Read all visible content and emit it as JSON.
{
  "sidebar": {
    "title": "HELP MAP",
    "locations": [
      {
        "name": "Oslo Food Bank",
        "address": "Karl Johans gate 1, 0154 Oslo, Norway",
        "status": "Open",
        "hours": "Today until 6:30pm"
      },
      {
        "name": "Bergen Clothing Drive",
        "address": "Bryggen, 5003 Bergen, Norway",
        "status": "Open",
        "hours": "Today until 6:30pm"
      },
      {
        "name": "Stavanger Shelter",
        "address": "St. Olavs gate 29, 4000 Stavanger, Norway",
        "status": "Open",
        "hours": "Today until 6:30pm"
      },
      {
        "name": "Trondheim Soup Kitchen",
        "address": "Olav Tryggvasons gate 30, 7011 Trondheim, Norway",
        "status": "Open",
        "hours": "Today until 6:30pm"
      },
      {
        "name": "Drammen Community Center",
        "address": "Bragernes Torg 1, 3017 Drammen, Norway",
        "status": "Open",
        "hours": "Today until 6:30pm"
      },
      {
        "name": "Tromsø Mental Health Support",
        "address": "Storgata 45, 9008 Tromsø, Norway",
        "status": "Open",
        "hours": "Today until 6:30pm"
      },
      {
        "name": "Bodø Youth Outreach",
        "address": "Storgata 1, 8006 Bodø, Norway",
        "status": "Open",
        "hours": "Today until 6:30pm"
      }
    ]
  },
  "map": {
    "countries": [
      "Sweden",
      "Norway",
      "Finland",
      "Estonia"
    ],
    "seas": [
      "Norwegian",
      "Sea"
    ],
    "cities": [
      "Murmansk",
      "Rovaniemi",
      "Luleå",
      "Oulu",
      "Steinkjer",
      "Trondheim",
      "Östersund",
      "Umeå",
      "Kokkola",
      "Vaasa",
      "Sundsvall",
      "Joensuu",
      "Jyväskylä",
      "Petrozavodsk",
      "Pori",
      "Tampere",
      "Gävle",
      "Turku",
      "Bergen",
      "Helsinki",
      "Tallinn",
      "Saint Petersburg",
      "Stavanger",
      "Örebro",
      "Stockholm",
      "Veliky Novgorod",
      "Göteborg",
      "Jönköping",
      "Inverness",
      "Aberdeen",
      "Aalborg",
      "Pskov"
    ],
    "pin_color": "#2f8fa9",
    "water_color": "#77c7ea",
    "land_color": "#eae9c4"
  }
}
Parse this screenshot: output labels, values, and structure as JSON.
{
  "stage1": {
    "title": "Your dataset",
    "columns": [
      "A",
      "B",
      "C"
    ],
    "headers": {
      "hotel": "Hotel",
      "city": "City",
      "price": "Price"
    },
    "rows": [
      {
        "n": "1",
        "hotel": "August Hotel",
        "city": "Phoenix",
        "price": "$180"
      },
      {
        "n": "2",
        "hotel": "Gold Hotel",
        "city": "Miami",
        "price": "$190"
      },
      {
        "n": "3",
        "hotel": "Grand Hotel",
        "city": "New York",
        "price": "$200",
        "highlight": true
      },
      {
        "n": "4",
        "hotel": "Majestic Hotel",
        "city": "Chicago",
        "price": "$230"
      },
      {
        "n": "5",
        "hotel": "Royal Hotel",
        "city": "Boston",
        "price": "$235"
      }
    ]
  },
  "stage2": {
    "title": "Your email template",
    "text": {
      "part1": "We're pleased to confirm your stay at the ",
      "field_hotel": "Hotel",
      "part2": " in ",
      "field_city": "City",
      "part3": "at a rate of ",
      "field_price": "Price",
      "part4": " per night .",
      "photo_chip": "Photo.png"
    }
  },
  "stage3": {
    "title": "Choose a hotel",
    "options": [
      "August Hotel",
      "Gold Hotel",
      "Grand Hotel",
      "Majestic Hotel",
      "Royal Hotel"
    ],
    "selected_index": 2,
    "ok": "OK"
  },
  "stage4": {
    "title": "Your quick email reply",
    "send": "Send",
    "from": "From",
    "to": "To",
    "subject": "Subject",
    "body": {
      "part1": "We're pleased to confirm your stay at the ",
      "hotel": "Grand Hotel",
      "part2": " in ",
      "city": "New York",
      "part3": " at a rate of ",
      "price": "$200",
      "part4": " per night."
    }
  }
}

## GOAL OF THE EXERCISE
Read the data above. Pull out each line in which the string "Storgata" appears.

## THE ANSWER
        "address": "Storgata 45, 9008 Tromsø, Norway",
        "address": "Storgata 1, 8006 Bodø, Norway",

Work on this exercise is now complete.